* [Given instruction]: Copy every line of the records below that holds the word "Runtime".

* [Rows]:

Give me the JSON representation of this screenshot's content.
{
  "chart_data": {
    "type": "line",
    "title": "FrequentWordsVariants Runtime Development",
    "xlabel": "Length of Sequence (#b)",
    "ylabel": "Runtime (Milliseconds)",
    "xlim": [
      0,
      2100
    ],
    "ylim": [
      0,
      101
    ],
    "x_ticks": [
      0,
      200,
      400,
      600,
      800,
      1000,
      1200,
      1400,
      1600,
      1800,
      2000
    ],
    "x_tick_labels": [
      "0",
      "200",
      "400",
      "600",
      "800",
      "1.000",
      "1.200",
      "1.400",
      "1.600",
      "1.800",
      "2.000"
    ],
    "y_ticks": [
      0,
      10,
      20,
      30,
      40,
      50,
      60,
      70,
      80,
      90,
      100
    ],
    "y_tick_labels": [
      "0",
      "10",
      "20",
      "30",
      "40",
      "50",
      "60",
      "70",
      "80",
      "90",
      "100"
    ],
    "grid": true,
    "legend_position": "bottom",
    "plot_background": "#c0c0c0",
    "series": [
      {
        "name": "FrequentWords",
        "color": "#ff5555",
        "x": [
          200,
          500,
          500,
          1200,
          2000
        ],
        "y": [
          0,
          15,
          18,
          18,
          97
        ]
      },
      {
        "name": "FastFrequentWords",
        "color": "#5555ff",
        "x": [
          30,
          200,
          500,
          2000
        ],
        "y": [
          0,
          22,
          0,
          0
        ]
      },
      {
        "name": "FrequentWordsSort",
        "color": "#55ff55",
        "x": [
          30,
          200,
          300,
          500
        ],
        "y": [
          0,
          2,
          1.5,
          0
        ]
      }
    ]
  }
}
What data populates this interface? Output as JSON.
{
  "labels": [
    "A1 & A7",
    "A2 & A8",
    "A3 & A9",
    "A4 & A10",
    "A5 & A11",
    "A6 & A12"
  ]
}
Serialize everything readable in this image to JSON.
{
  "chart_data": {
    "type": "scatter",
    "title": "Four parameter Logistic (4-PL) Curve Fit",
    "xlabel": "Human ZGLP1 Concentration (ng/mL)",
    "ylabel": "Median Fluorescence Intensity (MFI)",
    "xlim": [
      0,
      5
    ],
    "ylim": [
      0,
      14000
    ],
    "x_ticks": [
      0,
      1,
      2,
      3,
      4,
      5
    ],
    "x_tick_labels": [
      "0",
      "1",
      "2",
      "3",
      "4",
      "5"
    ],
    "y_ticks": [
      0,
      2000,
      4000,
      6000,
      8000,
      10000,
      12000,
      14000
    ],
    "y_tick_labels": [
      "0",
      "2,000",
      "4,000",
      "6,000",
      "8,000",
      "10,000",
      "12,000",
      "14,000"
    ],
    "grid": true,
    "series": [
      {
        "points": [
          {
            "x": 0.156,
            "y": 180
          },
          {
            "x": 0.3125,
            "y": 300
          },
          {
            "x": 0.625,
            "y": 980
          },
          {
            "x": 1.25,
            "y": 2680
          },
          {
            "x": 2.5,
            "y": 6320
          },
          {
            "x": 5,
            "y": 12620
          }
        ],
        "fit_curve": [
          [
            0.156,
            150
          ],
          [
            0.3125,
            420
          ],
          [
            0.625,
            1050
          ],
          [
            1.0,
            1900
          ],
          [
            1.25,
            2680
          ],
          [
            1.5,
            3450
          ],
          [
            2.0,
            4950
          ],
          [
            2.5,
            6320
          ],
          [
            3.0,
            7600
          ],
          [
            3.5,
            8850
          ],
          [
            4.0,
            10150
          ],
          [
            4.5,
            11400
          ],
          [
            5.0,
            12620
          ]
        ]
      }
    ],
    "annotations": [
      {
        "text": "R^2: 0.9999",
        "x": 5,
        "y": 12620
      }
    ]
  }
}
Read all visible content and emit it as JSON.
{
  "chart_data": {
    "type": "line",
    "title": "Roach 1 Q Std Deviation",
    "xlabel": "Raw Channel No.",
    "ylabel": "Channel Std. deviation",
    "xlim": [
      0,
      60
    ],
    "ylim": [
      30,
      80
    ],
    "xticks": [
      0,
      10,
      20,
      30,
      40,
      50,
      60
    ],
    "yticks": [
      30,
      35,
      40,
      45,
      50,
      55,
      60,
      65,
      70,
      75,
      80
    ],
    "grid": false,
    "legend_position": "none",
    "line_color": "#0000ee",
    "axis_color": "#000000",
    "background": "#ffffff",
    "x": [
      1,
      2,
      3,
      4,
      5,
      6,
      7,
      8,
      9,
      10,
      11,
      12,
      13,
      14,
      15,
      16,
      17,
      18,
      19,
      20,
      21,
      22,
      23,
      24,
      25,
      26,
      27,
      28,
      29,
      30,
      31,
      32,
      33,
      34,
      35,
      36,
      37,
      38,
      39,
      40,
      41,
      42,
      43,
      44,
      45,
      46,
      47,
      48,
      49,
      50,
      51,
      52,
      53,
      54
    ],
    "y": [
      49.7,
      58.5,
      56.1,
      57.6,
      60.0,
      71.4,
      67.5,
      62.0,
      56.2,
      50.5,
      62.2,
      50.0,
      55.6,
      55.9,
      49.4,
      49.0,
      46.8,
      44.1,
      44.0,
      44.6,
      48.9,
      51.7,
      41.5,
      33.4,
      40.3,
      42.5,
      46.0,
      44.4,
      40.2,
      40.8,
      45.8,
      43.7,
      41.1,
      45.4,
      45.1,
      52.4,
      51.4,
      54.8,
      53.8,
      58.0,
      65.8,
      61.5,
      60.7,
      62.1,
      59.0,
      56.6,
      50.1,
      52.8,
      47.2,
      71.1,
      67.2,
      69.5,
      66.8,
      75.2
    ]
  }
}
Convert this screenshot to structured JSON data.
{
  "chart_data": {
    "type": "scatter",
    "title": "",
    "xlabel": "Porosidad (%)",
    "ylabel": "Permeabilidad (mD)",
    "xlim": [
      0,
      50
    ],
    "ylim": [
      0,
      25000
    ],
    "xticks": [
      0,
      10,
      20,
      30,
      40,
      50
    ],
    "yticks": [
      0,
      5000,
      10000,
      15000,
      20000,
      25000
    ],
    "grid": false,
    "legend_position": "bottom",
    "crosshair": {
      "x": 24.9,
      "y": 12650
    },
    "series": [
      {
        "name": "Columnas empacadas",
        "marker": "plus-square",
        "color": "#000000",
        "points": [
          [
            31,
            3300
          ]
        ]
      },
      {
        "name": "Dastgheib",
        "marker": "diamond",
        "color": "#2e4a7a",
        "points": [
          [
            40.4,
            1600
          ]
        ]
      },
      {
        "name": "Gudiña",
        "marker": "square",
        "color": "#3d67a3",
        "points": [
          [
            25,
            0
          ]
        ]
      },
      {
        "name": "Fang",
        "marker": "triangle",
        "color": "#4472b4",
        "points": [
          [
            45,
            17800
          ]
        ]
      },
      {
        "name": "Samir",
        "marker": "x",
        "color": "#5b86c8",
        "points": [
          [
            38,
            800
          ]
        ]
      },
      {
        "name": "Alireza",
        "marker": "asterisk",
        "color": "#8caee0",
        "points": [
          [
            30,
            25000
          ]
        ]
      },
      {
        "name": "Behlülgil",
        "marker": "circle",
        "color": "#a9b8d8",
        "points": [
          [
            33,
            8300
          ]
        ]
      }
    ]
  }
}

* [Answer to the problem]:
    "title": "FrequentWordsVariants Runtime Development",
    "ylabel": "Runtime (Milliseconds)",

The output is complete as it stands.